---------- INPUT RECORDS ----------

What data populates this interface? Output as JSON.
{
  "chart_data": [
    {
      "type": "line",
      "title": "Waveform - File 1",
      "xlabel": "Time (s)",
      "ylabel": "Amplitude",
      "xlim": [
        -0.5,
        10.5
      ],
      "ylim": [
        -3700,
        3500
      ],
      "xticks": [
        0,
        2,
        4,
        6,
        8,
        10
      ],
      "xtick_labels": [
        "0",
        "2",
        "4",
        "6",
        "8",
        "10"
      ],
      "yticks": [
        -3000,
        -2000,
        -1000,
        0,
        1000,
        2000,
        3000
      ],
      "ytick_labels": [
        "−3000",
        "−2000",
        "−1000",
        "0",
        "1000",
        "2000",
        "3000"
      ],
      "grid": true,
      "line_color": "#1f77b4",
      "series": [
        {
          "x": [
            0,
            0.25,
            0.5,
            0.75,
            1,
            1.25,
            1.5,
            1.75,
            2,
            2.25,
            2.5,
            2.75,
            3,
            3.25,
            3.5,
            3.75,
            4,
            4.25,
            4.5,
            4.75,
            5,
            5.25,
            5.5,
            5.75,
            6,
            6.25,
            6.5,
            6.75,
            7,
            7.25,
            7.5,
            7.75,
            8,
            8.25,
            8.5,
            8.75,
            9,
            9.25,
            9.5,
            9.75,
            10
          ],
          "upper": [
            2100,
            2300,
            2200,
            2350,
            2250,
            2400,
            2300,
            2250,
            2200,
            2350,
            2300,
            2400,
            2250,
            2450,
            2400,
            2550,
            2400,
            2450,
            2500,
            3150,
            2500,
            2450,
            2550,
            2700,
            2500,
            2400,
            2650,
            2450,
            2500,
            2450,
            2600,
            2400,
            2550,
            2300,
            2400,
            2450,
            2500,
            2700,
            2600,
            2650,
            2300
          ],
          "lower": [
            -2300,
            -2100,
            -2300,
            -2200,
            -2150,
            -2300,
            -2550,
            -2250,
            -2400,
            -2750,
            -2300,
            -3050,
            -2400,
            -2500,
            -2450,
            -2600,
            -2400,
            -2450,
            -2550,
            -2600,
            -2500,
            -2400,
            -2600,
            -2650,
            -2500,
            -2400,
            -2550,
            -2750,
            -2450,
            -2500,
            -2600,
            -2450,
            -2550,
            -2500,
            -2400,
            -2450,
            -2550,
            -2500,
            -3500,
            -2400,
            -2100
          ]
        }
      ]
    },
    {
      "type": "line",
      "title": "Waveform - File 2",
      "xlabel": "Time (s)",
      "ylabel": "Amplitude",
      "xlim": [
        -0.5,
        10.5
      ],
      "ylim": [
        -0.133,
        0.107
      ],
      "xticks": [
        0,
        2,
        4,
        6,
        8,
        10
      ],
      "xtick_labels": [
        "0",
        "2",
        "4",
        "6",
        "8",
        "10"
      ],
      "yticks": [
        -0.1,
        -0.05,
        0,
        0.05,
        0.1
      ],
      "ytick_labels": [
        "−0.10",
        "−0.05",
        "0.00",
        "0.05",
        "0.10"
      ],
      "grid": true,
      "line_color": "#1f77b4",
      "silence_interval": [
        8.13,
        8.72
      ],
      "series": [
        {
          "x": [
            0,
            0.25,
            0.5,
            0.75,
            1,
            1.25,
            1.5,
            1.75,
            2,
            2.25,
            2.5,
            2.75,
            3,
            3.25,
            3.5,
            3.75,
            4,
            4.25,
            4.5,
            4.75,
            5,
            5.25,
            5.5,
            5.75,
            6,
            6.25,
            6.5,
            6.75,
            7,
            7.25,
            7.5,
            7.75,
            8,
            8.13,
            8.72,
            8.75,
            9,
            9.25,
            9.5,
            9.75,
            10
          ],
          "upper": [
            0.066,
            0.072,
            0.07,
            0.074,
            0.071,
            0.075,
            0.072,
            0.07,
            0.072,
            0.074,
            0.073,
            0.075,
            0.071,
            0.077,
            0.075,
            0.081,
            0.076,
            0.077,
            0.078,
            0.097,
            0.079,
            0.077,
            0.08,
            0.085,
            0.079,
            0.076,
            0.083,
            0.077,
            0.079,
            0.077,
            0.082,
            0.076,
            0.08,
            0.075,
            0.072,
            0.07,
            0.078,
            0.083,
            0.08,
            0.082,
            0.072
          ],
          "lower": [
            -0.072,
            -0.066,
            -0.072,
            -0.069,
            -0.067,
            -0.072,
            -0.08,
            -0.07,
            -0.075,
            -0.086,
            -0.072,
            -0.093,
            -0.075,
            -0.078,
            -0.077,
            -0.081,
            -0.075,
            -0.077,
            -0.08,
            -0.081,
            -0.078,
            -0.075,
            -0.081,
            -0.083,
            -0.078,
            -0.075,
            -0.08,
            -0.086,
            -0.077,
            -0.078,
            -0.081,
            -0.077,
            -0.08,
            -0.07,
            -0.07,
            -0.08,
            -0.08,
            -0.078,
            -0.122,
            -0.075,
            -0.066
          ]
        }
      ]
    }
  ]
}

----------

- WRITTEN EXERCISE: Please output the complete data exactly.

- FULL OUTPUT:
What data populates this interface? Output as JSON.
{
  "chart_data": [
    {
      "type": "line",
      "title": "Waveform - File 1",
      "xlabel": "Time (s)",
      "ylabel": "Amplitude",
      "xlim": [
        -0.5,
        10.5
      ],
      "ylim": [
        -3700,
        3500
      ],
      "xticks": [
        0,
        2,
        4,
        6,
        8,
        10
      ],
      "xtick_labels": [
        "0",
        "2",
        "4",
        "6",
        "8",
        "10"
      ],
      "yticks": [
        -3000,
        -2000,
        -1000,
        0,
        1000,
        2000,
        3000
      ],
      "ytick_labels": [
        "−3000",
        "−2000",
        "−1000",
        "0",
        "1000",
        "2000",
        "3000"
      ],
      "grid": true,
      "line_color": "#1f77b4",
      "series": [
        {
          "x": [
            0,
            0.25,
            0.5,
            0.75,
            1,
            1.25,
            1.5,
            1.75,
            2,
            2.25,
            2.5,
            2.75,
            3,
            3.25,
            3.5,
            3.75,
            4,
            4.25,
            4.5,
            4.75,
            5,
            5.25,
            5.5,
            5.75,
            6,
            6.25,
            6.5,
            6.75,
            7,
            7.25,
            7.5,
            7.75,
            8,
            8.25,
            8.5,
            8.75,
            9,
            9.25,
            9.5,
            9.75,
            10
          ],
          "upper": [
            2100,
            2300,
            2200,
            2350,
            2250,
            2400,
            2300,
            2250,
            2200,
            2350,
            2300,
            2400,
            2250,
            2450,
            2400,
            2550,
            2400,
            2450,
            2500,
            3150,
            2500,
            2450,
            2550,
            2700,
            2500,
            2400,
            2650,
            2450,
            2500,
            2450,
            2600,
            2400,
            2550,
            2300,
            2400,
            2450,
            2500,
            2700,
            2600,
            2650,
            2300
          ],
          "lower": [
            -2300,
            -2100,
            -2300,
            -2200,
            -2150,
            -2300,
            -2550,
            -2250,
            -2400,
            -2750,
            -2300,
            -3050,
            -2400,
            -2500,
            -2450,
            -2600,
            -2400,
            -2450,
            -2550,
            -2600,
            -2500,
            -2400,
            -2600,
            -2650,
            -2500,
            -2400,
            -2550,
            -2750,
            -2450,
            -2500,
            -2600,
            -2450,
            -2550,
            -2500,
            -2400,
            -2450,
            -2550,
            -2500,
            -3500,
            -2400,
            -2100
          ]
        }
      ]
    },
    {
      "type": "line",
      "title": "Waveform - File 2",
      "xlabel": "Time (s)",
      "ylabel": "Amplitude",
      "xlim": [
        -0.5,
        10.5
      ],
      "ylim": [
        -0.133,
        0.107
      ],
      "xticks": [
        0,
        2,
        4,
        6,
        8,
        10
      ],
      "xtick_labels": [
        "0",
        "2",
        "4",
        "6",
        "8",
        "10"
      ],
      "yticks": [
        -0.1,
        -0.05,
        0,
        0.05,
        0.1
      ],
      "ytick_labels": [
        "−0.10",
        "−0.05",
        "0.00",
        "0.05",
        "0.10"
      ],
      "grid": true,
      "line_color": "#1f77b4",
      "silence_interval": [
        8.13,
        8.72
      ],
      "series": [
        {
          "x": [
            0,
            0.25,
            0.5,
            0.75,
            1,
            1.25,
            1.5,
            1.75,
            2,
            2.25,
            2.5,
            2.75,
            3,
            3.25,
            3.5,
            3.75,
            4,
            4.25,
            4.5,
            4.75,
            5,
            5.25,
            5.5,
            5.75,
            6,
            6.25,
            6.5,
            6.75,
            7,
            7.25,
            7.5,
            7.75,
            8,
            8.13,
            8.72,
            8.75,
            9,
            9.25,
            9.5,
            9.75,
            10
          ],
          "upper": [
            0.066,
            0.072,
            0.07,
            0.074,
            0.071,
            0.075,
            0.072,
            0.07,
            0.072,
            0.074,
            0.073,
            0.075,
            0.071,
            0.077,
            0.075,
            0.081,
            0.076,
            0.077,
            0.078,
            0.097,
            0.079,
            0.077,
            0.08,
            0.085,
            0.079,
            0.076,
            0.083,
            0.077,
            0.079,
            0.077,
            0.082,
            0.076,
            0.08,
            0.075,
            0.072,
            0.07,
            0.078,
            0.083,
            0.08,
            0.082,
            0.072
          ],
          "lower": [
            -0.072,
            -0.066,
            -0.072,
            -0.069,
            -0.067,
            -0.072,
            -0.08,
            -0.07,
            -0.075,
            -0.086,
            -0.072,
            -0.093,
            -0.075,
            -0.078,
            -0.077,
            -0.081,
            -0.075,
            -0.077,
            -0.08,
            -0.081,
            -0.078,
            -0.075,
            -0.081,
            -0.083,
            -0.078,
            -0.075,
            -0.08,
            -0.086,
            -0.077,
            -0.078,
            -0.081,
            -0.077,
            -0.08,
            -0.07,
            -0.07,
            -0.08,
            -0.08,
            -0.078,
            -0.122,
            -0.075,
            -0.066
          ]
        }
      ]
    }
  ]
}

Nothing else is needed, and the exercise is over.